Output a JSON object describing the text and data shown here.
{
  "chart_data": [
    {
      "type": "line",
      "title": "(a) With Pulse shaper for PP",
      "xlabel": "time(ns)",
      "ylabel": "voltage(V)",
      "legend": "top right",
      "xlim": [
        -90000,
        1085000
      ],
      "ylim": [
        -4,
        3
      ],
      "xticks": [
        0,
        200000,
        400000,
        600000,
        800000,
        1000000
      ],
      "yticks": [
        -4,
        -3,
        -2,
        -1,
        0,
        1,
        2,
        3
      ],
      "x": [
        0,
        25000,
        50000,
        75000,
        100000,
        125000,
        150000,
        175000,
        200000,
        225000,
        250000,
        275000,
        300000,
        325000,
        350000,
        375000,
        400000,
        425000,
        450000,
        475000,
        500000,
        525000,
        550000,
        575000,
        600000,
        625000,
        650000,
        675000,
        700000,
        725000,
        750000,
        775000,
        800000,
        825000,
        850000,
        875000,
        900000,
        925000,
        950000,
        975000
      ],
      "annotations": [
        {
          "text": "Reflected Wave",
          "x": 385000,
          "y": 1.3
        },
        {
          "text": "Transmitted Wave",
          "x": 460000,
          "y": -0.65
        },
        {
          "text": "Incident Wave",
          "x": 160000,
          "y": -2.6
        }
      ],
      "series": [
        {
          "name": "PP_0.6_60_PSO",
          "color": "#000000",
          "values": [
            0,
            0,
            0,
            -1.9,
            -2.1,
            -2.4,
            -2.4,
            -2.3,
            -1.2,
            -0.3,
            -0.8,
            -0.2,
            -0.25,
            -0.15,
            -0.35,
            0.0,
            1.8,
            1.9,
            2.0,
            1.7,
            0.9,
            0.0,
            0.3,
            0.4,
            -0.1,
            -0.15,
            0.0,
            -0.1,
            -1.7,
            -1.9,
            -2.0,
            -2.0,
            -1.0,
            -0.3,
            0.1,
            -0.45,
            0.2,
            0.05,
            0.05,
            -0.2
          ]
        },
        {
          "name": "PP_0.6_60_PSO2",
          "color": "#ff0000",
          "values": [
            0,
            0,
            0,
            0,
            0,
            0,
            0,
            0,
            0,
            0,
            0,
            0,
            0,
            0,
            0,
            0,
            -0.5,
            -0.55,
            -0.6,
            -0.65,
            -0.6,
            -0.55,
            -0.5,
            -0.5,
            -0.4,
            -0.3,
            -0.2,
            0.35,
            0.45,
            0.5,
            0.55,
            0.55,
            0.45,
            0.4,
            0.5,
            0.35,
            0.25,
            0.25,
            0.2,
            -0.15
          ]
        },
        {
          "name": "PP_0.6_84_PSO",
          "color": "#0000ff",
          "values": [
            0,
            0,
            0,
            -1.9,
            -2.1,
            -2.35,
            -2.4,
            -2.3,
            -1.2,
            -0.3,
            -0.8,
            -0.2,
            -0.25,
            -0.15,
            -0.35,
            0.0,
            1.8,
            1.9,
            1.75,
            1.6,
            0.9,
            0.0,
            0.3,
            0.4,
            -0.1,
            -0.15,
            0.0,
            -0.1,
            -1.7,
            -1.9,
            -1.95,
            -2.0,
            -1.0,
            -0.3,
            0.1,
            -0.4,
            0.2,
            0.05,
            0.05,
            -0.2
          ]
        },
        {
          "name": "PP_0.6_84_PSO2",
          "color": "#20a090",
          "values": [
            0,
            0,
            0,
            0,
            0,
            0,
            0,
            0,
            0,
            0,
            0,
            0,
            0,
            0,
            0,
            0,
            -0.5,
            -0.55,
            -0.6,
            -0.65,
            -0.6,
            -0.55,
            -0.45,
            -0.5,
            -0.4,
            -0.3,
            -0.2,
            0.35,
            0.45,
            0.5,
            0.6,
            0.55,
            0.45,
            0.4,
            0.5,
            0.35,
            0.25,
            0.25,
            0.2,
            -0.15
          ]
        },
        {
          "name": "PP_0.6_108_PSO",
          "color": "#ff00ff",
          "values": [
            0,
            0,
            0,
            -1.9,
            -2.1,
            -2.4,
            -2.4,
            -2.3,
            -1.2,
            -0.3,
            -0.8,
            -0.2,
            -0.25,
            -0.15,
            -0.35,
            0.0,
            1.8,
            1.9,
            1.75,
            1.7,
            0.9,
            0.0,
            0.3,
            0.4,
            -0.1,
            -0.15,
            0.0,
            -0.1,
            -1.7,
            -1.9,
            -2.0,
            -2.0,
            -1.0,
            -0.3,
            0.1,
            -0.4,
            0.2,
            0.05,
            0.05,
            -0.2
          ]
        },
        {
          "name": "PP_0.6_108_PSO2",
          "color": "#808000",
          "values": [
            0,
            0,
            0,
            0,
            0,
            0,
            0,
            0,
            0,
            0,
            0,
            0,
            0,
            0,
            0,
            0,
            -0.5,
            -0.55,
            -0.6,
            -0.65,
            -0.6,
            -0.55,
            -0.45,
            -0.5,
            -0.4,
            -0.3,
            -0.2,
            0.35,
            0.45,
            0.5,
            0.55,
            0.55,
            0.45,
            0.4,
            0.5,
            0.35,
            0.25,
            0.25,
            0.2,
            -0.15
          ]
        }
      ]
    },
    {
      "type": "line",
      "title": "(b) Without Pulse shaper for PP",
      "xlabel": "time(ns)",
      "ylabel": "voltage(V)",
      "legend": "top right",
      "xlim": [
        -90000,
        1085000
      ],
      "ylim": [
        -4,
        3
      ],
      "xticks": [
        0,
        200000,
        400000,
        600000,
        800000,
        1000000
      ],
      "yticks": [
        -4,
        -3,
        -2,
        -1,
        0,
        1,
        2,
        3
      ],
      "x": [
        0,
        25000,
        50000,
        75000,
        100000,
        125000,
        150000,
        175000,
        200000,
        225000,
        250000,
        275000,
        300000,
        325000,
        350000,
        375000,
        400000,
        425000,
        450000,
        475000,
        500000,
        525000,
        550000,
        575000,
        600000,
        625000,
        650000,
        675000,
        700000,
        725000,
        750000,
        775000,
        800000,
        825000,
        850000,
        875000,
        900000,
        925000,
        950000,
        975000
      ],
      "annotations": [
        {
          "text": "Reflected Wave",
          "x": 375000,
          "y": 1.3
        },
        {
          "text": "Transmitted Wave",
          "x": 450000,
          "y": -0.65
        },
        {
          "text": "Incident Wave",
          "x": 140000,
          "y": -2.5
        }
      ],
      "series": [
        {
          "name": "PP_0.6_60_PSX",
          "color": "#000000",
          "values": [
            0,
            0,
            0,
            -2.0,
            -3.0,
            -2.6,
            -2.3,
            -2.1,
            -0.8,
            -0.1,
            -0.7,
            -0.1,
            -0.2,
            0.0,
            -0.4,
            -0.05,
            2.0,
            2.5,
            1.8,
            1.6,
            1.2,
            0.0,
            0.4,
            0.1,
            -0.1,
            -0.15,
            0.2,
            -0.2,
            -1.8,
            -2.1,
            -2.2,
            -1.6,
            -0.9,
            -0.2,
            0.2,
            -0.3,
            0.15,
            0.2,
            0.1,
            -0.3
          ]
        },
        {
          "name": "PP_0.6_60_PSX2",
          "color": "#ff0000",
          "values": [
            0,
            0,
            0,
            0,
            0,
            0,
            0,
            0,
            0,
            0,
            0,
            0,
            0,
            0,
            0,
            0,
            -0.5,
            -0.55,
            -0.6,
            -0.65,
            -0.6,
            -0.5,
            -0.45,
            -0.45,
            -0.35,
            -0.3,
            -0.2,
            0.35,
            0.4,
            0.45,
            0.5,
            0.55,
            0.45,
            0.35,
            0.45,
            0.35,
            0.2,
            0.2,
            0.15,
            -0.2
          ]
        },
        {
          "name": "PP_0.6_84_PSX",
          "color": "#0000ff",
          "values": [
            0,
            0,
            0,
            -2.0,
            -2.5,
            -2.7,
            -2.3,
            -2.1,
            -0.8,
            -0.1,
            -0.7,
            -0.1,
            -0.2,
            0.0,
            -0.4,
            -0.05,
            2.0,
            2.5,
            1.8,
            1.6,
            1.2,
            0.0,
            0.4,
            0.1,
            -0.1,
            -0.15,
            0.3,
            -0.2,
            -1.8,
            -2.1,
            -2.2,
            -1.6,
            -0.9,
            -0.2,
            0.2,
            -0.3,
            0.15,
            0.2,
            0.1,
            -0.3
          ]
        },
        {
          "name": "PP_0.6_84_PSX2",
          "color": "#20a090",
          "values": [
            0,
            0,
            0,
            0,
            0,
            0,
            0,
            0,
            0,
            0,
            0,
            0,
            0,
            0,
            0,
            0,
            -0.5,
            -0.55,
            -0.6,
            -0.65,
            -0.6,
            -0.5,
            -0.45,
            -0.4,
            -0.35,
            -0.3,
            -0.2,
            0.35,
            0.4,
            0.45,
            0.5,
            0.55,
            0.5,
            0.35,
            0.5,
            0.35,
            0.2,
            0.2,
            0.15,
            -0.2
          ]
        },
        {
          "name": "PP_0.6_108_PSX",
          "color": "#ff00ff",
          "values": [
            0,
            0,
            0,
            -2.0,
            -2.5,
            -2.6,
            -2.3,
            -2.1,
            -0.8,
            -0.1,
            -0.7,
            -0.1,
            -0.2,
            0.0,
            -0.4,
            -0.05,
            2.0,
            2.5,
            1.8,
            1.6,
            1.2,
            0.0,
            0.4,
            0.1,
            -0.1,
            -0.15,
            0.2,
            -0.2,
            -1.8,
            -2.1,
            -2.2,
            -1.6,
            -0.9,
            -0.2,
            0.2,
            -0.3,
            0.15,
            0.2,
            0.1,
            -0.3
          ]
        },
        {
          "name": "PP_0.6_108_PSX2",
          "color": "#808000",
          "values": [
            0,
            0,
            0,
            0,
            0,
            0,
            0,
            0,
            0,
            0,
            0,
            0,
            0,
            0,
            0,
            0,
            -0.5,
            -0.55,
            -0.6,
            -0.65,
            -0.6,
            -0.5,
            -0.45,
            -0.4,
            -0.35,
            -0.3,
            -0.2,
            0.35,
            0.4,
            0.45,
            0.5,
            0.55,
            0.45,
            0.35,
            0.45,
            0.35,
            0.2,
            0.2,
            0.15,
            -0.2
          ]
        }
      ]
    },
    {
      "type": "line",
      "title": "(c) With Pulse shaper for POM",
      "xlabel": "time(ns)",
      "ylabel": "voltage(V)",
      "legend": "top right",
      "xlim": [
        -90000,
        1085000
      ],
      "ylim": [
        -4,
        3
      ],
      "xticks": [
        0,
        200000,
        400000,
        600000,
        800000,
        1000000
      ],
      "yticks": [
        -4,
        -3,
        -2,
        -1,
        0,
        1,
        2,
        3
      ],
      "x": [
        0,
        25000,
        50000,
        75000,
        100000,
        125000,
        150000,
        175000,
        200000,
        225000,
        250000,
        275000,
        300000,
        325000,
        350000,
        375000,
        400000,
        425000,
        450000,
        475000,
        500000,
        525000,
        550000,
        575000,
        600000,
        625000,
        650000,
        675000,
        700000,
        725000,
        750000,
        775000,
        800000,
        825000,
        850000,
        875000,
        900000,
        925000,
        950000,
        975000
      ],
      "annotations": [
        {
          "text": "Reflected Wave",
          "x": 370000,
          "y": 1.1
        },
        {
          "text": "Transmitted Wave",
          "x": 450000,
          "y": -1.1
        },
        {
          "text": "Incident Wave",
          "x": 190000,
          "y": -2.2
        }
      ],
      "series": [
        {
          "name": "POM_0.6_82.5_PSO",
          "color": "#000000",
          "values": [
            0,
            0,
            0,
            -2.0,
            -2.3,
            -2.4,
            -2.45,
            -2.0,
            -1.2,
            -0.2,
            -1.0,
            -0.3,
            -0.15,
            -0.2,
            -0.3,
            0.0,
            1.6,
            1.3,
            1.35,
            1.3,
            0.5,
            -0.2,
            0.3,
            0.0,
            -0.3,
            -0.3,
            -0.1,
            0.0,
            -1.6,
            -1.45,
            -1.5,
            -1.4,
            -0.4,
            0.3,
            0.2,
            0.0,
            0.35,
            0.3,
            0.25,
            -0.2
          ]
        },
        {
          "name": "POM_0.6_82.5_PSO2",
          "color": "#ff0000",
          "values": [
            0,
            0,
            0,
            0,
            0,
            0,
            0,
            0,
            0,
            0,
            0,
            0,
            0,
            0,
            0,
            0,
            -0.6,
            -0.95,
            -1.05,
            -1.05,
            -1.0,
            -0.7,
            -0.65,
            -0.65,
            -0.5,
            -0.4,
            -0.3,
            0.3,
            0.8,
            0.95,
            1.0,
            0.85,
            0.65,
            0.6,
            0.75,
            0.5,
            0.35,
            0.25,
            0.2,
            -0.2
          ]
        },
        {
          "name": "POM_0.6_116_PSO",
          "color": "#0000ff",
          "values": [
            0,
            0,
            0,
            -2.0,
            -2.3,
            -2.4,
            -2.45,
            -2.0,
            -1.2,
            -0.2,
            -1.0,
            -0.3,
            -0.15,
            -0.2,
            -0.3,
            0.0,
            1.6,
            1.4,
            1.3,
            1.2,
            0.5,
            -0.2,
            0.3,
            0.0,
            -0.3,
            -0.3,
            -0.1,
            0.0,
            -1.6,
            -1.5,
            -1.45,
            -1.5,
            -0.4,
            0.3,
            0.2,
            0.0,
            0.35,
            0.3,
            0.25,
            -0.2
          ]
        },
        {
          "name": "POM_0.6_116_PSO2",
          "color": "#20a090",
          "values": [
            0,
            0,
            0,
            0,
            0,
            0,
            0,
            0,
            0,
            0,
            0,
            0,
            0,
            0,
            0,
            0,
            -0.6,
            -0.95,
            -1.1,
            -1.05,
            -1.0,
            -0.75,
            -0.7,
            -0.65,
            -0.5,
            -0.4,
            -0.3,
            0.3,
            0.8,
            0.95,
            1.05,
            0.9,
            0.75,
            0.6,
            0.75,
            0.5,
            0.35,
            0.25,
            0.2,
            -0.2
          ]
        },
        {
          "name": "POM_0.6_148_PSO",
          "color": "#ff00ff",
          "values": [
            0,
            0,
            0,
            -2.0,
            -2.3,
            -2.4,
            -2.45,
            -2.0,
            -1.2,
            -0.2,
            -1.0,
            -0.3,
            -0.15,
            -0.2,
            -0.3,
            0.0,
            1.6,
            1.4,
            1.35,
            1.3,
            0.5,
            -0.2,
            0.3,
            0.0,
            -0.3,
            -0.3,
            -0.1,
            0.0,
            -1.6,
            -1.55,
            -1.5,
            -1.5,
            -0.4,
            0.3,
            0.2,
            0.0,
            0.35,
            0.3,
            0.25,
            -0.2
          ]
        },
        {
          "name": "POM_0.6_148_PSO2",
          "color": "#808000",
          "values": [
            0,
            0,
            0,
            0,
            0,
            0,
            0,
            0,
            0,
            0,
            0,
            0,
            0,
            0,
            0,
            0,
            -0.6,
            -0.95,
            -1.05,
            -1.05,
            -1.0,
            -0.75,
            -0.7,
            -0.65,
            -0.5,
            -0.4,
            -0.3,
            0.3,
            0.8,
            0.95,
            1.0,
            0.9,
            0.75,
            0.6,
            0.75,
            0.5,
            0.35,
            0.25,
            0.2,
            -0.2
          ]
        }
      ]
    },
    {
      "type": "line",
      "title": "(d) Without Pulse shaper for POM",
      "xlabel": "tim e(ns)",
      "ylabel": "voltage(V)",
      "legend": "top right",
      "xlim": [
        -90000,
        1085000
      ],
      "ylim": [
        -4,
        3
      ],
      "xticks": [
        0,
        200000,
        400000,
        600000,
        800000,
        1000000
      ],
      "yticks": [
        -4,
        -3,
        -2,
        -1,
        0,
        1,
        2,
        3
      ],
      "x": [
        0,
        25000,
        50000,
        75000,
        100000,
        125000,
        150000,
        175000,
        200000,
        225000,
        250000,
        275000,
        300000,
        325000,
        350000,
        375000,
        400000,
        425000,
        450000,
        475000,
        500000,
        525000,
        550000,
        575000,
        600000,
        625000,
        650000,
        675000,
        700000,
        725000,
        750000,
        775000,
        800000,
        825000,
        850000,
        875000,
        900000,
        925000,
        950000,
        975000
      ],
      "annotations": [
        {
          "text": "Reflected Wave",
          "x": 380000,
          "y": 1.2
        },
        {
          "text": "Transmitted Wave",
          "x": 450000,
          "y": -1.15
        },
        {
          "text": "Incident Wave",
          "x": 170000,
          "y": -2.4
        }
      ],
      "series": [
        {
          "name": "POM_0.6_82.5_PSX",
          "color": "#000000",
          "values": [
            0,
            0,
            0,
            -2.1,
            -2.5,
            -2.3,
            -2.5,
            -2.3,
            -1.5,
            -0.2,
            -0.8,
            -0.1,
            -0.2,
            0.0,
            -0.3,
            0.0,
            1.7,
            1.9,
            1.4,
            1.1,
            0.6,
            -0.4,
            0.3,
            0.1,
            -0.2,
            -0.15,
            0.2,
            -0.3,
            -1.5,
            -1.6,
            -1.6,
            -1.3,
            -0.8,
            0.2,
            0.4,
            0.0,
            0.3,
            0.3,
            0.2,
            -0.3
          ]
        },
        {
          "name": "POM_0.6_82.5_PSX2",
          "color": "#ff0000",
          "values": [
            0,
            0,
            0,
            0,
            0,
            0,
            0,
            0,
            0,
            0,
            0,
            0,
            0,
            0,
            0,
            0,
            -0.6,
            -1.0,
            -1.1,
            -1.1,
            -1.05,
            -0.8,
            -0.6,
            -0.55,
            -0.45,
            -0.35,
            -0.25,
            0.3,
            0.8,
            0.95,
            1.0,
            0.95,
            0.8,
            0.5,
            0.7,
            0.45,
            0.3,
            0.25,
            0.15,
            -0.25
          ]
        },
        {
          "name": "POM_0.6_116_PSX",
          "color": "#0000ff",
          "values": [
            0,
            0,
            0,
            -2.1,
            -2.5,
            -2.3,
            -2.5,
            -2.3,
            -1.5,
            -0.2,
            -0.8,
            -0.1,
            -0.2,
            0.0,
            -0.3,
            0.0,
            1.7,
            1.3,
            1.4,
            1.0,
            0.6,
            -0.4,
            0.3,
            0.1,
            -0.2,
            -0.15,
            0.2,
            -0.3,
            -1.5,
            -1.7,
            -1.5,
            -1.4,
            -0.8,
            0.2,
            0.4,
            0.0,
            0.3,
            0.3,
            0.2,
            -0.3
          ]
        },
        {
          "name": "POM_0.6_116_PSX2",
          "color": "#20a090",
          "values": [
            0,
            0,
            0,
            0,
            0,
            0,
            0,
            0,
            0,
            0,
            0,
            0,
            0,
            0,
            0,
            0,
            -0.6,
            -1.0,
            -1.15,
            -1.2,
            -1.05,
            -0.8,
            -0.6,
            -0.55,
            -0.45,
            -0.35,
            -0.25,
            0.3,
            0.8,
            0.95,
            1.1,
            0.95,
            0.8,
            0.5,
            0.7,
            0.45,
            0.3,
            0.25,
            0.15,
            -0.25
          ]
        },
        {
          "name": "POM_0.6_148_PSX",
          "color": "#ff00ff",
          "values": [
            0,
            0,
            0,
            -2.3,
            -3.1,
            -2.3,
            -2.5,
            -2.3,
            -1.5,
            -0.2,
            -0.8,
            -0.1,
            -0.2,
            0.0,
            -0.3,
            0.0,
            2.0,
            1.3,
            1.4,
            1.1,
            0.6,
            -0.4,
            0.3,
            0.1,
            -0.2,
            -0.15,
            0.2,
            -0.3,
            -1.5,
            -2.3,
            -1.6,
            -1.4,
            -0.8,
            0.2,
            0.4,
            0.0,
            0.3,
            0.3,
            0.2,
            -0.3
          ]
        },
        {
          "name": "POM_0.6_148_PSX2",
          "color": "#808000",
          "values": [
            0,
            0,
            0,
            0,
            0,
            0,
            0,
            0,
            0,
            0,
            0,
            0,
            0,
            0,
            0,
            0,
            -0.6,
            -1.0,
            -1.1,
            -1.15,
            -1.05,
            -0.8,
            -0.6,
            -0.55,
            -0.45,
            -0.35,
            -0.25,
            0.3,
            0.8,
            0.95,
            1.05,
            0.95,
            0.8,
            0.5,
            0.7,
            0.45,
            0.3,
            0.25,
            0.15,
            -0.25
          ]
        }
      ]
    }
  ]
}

—————

Pick every line with "Pulse" in it and copy it.

- **COMPLETE ANSWER**:
      "title": "(a) With Pulse shaper for PP",
      "title": "(b) Without Pulse shaper for PP",
      "title": "(c) With Pulse shaper for POM",
      "title": "(d) Without Pulse shaper for POM",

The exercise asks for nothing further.